• _TASK OBJECTIVE_: Reproduce the listing verbatim.

-------- RECORDS SHOWN

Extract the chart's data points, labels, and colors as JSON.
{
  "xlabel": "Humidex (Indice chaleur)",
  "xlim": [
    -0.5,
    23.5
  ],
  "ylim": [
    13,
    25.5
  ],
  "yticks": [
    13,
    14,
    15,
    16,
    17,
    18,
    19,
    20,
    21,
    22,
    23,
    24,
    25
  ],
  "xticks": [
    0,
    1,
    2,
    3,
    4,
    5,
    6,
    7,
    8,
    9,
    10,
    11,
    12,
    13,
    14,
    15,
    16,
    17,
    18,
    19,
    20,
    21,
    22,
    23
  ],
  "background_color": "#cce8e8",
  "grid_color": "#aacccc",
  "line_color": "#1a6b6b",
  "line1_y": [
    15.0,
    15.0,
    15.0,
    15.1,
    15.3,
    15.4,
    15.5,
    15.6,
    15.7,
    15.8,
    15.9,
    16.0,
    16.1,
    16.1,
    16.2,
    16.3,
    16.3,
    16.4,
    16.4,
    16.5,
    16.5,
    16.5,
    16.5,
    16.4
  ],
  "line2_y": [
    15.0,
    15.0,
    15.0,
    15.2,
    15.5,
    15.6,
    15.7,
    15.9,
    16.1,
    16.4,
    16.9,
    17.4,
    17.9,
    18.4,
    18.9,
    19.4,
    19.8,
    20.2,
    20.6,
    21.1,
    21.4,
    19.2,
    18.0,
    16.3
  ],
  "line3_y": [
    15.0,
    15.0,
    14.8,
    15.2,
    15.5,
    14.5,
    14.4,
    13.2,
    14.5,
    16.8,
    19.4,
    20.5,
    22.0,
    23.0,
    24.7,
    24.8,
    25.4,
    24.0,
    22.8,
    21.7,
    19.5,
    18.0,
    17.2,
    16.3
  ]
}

----------------

• _SOLUTION FOR THIS TASK_:
Extract the chart's data points, labels, and colors as JSON.
{
  "xlabel": "Humidex (Indice chaleur)",
  "xlim": [
    -0.5,
    23.5
  ],
  "ylim": [
    13,
    25.5
  ],
  "yticks": [
    13,
    14,
    15,
    16,
    17,
    18,
    19,
    20,
    21,
    22,
    23,
    24,
    25
  ],
  "xticks": [
    0,
    1,
    2,
    3,
    4,
    5,
    6,
    7,
    8,
    9,
    10,
    11,
    12,
    13,
    14,
    15,
    16,
    17,
    18,
    19,
    20,
    21,
    22,
    23
  ],
  "background_color": "#cce8e8",
  "grid_color": "#aacccc",
  "line_color": "#1a6b6b",
  "line1_y": [
    15.0,
    15.0,
    15.0,
    15.1,
    15.3,
    15.4,
    15.5,
    15.6,
    15.7,
    15.8,
    15.9,
    16.0,
    16.1,
    16.1,
    16.2,
    16.3,
    16.3,
    16.4,
    16.4,
    16.5,
    16.5,
    16.5,
    16.5,
    16.4
  ],
  "line2_y": [
    15.0,
    15.0,
    15.0,
    15.2,
    15.5,
    15.6,
    15.7,
    15.9,
    16.1,
    16.4,
    16.9,
    17.4,
    17.9,
    18.4,
    18.9,
    19.4,
    19.8,
    20.2,
    20.6,
    21.1,
    21.4,
    19.2,
    18.0,
    16.3
  ],
  "line3_y": [
    15.0,
    15.0,
    14.8,
    15.2,
    15.5,
    14.5,
    14.4,
    13.2,
    14.5,
    16.8,
    19.4,
    20.5,
    22.0,
    23.0,
    24.7,
    24.8,
    25.4,
    24.0,
    22.8,
    21.7,
    19.5,
    18.0,
    17.2,
    16.3
  ]
}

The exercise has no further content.